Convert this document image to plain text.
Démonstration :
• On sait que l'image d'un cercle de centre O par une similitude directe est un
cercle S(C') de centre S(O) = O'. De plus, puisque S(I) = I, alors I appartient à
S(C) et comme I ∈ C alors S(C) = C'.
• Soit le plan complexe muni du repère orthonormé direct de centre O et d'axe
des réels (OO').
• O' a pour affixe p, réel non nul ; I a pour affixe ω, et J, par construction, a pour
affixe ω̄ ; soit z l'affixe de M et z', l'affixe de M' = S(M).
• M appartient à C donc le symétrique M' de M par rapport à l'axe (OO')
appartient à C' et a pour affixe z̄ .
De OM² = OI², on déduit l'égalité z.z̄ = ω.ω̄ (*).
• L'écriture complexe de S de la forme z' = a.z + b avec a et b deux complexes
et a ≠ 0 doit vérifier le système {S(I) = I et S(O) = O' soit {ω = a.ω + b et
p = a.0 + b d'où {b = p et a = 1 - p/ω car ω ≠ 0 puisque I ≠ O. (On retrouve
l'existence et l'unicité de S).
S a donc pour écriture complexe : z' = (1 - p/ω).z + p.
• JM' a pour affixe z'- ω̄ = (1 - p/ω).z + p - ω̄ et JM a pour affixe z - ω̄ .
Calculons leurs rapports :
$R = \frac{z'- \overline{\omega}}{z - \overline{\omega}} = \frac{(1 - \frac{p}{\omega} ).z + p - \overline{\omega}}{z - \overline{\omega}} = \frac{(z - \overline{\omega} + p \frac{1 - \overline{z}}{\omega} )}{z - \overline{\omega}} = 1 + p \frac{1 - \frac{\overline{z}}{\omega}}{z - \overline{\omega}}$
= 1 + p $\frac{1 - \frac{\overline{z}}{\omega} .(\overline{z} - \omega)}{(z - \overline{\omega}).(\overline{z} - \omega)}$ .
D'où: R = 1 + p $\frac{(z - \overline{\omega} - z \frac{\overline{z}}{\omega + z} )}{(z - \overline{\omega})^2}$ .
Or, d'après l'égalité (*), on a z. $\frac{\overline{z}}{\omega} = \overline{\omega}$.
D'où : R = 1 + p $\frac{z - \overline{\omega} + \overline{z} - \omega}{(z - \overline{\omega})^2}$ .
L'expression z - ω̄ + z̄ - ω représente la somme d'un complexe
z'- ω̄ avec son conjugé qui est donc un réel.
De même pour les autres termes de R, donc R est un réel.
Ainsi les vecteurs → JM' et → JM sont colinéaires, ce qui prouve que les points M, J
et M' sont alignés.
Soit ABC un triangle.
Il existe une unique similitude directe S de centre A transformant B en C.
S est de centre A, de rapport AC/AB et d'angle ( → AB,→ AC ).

TASK REQUIREMENTS » Looking at the material above, count the lines containing the string "directe" and reply with the count alone.

SOLUTION TO THIS EXERCISE » 2